- What you have to do -
Tally all lines containing the word "rettig". Give the number alone.
# Start of Data for this task
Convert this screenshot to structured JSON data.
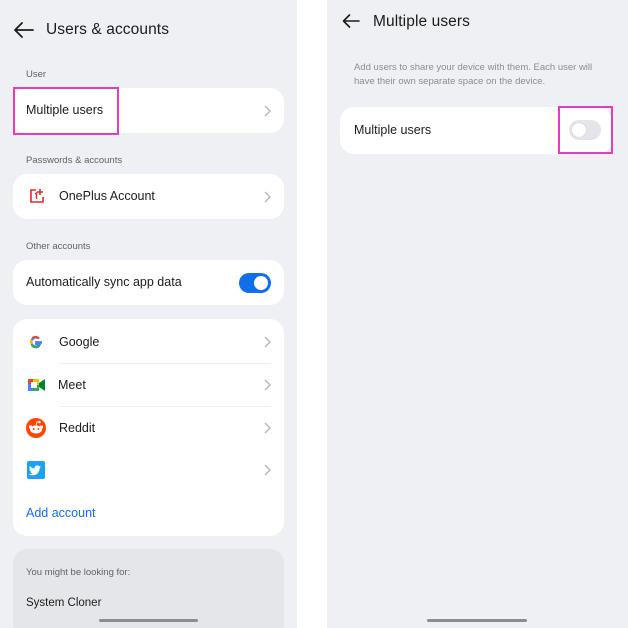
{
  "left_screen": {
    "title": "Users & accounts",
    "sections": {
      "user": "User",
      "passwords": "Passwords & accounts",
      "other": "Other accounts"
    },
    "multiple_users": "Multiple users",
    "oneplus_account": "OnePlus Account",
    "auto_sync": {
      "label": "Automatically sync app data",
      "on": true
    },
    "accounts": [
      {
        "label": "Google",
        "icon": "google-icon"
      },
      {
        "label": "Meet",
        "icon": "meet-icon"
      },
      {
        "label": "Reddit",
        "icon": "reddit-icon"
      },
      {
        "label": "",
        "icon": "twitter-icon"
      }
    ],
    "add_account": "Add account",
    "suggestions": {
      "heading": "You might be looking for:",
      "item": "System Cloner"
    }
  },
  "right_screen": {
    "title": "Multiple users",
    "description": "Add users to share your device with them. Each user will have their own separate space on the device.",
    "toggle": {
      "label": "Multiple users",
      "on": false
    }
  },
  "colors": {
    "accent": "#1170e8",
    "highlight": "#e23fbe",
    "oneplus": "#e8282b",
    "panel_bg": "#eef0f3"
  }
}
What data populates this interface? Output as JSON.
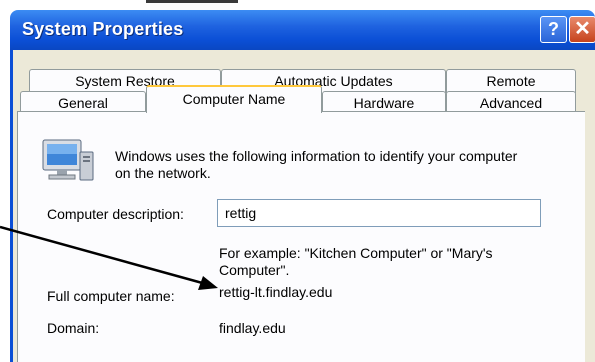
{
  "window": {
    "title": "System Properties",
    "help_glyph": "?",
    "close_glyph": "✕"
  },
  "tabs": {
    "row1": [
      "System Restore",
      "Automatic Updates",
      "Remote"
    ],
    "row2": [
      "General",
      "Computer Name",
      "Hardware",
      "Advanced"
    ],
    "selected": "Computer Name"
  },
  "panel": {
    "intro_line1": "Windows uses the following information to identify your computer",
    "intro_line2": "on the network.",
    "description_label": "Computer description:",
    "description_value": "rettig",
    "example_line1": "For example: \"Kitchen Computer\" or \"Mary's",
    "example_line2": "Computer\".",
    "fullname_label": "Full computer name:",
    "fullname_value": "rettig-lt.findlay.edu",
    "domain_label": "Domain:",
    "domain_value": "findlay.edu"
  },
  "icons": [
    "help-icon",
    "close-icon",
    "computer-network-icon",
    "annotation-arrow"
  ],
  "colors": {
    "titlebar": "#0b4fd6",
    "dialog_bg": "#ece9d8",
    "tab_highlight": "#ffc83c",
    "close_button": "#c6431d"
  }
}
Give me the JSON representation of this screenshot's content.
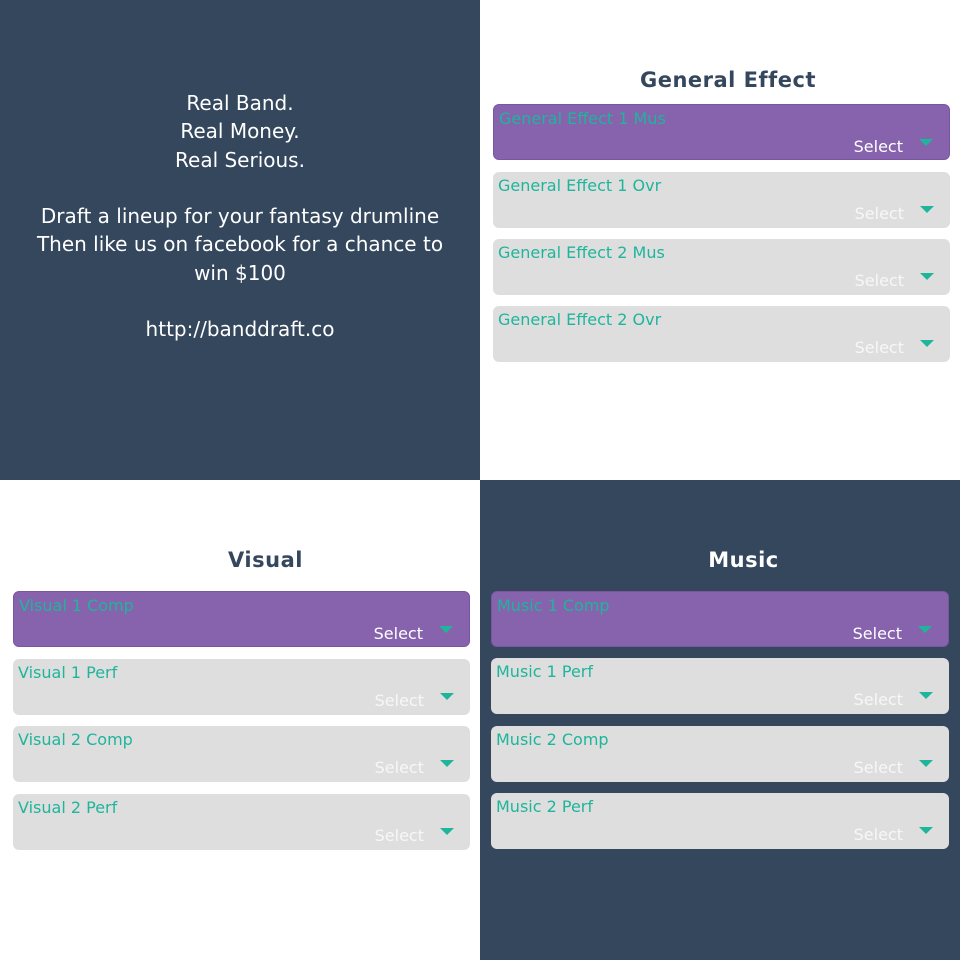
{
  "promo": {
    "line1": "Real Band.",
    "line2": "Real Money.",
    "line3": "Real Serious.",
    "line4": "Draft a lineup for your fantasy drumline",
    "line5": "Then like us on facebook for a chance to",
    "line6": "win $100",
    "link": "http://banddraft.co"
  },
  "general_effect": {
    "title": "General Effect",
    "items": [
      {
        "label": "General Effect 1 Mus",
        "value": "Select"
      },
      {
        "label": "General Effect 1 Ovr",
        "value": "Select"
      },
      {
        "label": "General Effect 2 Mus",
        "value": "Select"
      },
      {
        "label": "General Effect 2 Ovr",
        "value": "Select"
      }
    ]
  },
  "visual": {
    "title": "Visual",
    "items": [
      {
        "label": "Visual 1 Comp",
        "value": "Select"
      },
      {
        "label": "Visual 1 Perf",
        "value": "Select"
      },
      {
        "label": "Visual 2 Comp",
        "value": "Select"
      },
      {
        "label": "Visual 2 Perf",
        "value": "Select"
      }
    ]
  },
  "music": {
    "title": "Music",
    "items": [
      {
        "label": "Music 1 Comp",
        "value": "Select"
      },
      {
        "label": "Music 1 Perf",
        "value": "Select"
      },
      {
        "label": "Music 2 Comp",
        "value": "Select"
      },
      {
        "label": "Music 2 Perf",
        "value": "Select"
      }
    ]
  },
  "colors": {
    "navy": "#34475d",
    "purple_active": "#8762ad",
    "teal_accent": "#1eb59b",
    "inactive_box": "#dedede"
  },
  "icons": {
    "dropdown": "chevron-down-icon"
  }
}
# End of Data for this task
# Start of Data for this task
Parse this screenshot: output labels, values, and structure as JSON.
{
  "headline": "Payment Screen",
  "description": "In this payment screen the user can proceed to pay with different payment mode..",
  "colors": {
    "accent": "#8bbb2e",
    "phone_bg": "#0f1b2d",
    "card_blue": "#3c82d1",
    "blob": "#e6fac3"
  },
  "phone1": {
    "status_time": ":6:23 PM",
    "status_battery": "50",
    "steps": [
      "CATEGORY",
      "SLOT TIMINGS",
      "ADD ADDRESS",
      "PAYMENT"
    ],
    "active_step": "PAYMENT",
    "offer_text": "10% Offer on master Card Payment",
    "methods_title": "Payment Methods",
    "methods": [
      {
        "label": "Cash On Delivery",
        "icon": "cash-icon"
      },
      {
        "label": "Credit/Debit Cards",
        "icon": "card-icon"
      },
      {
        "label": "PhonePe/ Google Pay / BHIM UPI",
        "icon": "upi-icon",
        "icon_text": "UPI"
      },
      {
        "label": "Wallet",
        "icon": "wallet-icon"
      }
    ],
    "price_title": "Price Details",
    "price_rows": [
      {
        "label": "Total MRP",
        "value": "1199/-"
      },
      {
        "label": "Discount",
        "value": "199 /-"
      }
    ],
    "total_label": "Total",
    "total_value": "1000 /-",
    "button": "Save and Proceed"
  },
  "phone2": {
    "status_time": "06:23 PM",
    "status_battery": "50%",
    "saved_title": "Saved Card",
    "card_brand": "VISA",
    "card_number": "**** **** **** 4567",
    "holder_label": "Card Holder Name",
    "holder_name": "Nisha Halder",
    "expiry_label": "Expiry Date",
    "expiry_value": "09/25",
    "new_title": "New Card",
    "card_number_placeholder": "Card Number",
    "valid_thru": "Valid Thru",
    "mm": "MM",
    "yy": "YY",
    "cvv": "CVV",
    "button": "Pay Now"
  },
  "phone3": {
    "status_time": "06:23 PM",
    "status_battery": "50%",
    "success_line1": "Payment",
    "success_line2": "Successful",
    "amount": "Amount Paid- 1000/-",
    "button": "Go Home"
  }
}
# End of Data for this task
- The reply -
2